* _Testo del documento_
'''
Nel nostro lavoro abbiamo scelto tre vie diverse. La prima è fare un po' di pulizia nella contabilità nazionale, la seconda provare a misurare il benessere, la terza provare a misurare la sostenibilità.
Fare un po' di pulizia nella contabilità nazionale significa misurare meglio ciò che già stiamo misurando. Per esempio, qual è il sistema sanitario migliore del mondo? Si affermava in un dato momento, ma non so se sia ancora vero, che il primo era il francese e il secondo quello italiano. Supponiamo che non sia cambiato nulla.
Se misuriamo il contributo del sistema sanitario al PIL, vediamo che è molto più alto in America che in Italia e in Francia, perché misuriamo il sistema sanitario dal punto di vista delle spese, mentre dovremmo misurarlo dal punto di vista della tutela della salute, non delle spese per la salute.
L'aspetto ovvio è che la tutela della salute è molto bassa in America e molto più alta in Italia. Esiste, dunque, già un elemento che fa aumentare il PIL americano in modo artificiale. Le spese sanitarie in America sono il 16 per cento del PIL, mentre credo che in Italia siano l'8 per cento. Già questo spiegherebbe una differenza di 8 punti di PIL.
Ciò che è vero per il sistema sanitario è vero anche per il sistema dell'educazione. Come misuriamo adesso l'educazione, il contributo dell'educazione al PIL? Lo misuriamo dalle spese per l'educazione, non dall'efficacia del sistema educativo. Bisogna progettare un sistema che consenta di misurare non le spese, ma l'efficacia dell'educazione impartita. Abbiamo già alcuni elementi che consentono di misurare la qualità dell'educazione.
'''
* _Contenuto dei dati_
'''
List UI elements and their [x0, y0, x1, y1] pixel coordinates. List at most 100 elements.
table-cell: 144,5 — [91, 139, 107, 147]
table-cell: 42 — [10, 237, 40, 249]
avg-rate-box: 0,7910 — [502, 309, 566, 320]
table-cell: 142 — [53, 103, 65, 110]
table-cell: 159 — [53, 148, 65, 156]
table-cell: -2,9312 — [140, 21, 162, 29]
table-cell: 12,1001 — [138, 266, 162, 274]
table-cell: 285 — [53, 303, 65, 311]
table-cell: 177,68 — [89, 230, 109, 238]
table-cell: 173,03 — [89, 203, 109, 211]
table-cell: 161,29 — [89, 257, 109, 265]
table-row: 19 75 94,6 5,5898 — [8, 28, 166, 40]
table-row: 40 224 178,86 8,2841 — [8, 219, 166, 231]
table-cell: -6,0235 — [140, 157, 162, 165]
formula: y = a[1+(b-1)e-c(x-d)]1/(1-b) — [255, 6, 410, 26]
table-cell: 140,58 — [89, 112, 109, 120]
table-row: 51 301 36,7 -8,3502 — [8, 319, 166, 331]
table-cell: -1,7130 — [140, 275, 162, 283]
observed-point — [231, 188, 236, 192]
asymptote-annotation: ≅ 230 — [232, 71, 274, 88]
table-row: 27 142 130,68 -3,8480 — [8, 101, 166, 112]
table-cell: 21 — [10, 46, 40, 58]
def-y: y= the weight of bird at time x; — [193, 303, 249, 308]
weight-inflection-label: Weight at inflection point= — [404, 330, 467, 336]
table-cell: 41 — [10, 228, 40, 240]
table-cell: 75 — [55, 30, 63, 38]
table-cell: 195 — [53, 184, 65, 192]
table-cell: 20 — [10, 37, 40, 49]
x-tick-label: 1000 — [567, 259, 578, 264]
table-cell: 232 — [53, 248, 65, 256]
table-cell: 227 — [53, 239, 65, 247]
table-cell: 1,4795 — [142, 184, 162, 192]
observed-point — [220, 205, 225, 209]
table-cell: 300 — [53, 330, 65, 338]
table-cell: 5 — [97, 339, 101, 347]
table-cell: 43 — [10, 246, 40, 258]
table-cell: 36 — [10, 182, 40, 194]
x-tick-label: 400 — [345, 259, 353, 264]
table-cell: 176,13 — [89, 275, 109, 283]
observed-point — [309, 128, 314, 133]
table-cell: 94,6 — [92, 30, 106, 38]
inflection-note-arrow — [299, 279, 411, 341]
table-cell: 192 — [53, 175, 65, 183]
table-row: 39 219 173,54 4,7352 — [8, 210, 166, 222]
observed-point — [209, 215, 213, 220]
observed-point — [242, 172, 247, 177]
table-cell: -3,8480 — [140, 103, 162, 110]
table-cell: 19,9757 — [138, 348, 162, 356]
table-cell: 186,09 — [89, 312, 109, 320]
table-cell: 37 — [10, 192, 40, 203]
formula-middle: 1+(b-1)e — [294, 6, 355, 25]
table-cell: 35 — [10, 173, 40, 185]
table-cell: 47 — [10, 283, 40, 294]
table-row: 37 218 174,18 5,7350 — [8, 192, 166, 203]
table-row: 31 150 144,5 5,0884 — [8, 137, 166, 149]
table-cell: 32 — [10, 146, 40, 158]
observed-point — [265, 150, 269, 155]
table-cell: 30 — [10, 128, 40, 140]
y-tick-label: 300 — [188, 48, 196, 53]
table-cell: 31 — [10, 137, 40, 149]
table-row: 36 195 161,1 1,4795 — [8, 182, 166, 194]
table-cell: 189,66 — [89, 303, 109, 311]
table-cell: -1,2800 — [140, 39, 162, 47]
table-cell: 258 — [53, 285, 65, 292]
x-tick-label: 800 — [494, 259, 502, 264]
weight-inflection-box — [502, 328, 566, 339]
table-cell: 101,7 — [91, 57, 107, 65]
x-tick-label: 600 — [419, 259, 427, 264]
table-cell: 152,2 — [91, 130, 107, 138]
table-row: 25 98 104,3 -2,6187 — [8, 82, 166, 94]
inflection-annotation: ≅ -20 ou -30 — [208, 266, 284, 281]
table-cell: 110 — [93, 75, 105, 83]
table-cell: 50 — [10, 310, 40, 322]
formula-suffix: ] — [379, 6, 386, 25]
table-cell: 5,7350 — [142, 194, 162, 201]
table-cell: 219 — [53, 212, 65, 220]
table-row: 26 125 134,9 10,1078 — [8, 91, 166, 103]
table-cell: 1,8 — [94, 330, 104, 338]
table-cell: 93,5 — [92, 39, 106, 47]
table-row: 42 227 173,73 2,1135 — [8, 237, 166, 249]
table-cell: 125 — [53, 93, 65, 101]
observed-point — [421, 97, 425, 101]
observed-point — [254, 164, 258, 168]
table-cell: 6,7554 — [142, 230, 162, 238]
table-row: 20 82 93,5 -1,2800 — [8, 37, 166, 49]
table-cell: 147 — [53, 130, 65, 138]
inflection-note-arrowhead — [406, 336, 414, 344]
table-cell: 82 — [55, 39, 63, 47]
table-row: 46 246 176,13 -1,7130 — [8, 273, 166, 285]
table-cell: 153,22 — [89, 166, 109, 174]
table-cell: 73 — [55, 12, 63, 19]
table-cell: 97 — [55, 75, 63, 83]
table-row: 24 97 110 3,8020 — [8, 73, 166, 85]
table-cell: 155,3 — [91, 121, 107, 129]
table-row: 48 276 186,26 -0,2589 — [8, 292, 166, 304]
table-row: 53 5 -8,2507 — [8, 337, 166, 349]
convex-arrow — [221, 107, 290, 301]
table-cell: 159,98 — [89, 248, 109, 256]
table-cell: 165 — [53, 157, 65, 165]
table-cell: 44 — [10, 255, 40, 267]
'''
* _Consegna e requisiti_
In una o due frasi, spiega perché nel testo sulla misura del PIL il contributo del sistema sanitario al PIL risulta molto più alto in America che in Italia e in Francia.

* _Risultato corretto_
Succede perché il sistema sanitario viene misurato in base alle spese e non in base alla tutela della salute. Così in America le alte spese sanitarie, pari al 16 per cento del PIL, fanno aumentare il PIL in modo artificiale, anche se lì la tutela della salute è molto più bassa.